§ **Directions**
Give the number of lines in this listing that contain the word "akordeonu", and nothing else.

### Given data ###

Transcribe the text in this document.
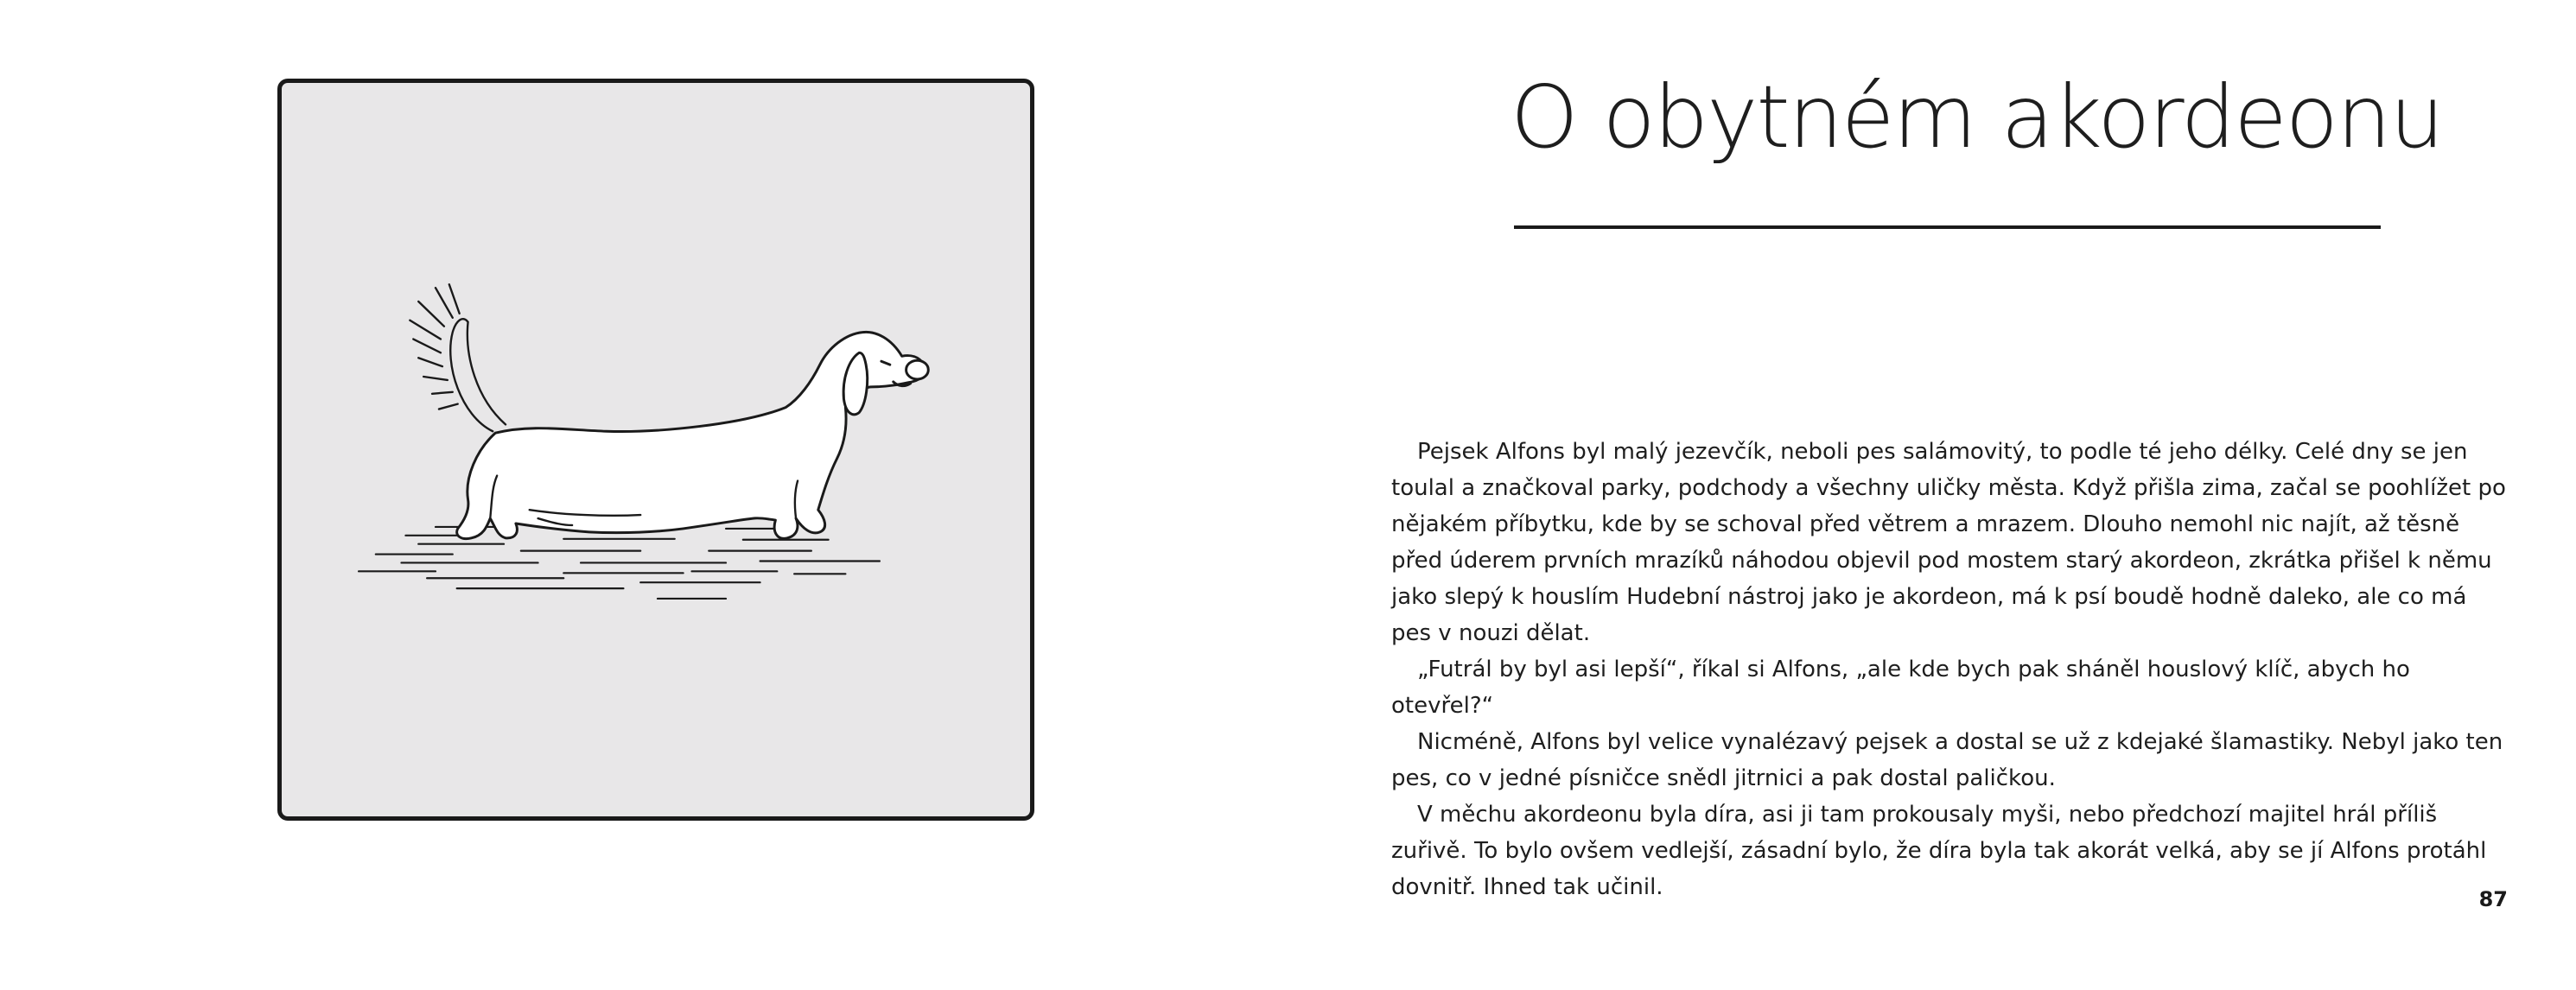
O obytném akordeonu

Pejsek Alfons byl malý jezevčík, neboli pes salámovitý, to podle té jeho délky. Celé dny se jen toulal a značkoval parky, podchody a všechny uličky města. Když přišla zima, začal se poohlížet po nějakém příbytku, kde by se schoval před větrem a mrazem. Dlouho nemohl nic najít, až těsně před úderem prvních mrazíků náhodou objevil pod mostem starý akordeon, zkrátka přišel k němu jako slepý k houslím Hudební nástroj jako je akordeon, má k psí boudě hodně daleko, ale co má pes v nouzi dělat.

„Futrál by byl asi lepší“, říkal si Alfons, „ale kde bych pak sháněl houslový klíč, abych ho otevřel?“

Nicméně, Alfons byl velice vynalézavý pejsek a dostal se už z kdejaké šlamastiky. Nebyl jako ten pes, co v jedné písničce snědl jitrnici a pak dostal paličkou.

V měchu akordeonu byla díra, asi ji tam prokousaly myši, nebo předchozí majitel hrál příliš zuřivě. To bylo ovšem vedlejší, zásadní bylo, že díra byla tak akorát velká, aby se jí Alfons protáhl dovnitř. Ihned tak učinil.	87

###

§ **Solution**
2